(Page segmentation data)
>>>
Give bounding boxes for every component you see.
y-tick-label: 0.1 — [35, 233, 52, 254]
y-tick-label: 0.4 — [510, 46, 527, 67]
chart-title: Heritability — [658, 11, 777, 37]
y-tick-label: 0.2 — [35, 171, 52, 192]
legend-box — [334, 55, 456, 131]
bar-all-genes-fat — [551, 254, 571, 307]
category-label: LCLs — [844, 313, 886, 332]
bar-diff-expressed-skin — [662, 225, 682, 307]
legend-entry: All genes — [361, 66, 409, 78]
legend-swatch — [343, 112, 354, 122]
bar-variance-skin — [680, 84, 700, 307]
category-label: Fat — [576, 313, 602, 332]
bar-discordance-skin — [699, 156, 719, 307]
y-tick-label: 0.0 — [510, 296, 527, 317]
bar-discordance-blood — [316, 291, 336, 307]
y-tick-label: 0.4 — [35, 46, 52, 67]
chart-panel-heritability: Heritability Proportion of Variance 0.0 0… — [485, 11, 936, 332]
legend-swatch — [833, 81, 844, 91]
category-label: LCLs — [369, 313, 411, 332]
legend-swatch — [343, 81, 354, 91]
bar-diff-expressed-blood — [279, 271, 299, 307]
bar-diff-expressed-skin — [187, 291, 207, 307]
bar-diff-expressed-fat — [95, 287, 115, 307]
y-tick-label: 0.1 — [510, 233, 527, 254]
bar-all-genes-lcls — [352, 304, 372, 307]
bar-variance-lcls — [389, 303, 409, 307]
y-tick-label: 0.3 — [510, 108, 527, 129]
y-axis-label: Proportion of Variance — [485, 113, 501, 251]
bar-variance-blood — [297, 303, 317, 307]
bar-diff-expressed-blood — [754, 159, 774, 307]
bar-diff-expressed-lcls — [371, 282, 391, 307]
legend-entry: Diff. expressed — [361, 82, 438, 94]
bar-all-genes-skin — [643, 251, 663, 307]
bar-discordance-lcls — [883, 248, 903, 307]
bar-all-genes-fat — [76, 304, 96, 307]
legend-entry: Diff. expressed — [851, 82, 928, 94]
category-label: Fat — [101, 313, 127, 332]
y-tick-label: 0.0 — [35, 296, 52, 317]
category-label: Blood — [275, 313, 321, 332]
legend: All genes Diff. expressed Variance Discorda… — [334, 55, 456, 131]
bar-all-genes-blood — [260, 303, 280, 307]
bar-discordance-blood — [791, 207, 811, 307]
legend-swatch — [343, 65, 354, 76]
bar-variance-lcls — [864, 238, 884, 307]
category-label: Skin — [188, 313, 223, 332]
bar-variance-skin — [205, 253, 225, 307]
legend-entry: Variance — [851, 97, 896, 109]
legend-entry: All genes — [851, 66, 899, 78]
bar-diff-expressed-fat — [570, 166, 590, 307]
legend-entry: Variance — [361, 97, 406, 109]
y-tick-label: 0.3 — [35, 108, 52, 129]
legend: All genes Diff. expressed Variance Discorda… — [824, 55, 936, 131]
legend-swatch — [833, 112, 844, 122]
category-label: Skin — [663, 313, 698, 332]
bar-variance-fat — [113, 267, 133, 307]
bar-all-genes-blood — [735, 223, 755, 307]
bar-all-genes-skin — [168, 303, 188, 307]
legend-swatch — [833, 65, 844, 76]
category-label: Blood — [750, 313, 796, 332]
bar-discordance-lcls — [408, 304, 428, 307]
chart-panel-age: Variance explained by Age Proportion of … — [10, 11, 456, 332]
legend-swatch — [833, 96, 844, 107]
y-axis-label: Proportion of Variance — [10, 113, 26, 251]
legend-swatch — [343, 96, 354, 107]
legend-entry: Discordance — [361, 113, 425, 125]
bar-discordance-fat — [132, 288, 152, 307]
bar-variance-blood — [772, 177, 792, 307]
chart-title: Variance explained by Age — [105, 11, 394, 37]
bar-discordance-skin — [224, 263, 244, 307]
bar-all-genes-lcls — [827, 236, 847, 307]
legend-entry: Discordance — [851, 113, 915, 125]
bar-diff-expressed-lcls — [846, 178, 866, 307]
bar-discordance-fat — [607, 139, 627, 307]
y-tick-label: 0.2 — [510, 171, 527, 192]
<<<
| Required action |
Which of the lines above hold the string "axis"? Copy each one.

| Answer box |
y-axis-label: Proportion of Variance — [485, 113, 501, 251]
y-axis-label: Proportion of Variance — [10, 113, 26, 251]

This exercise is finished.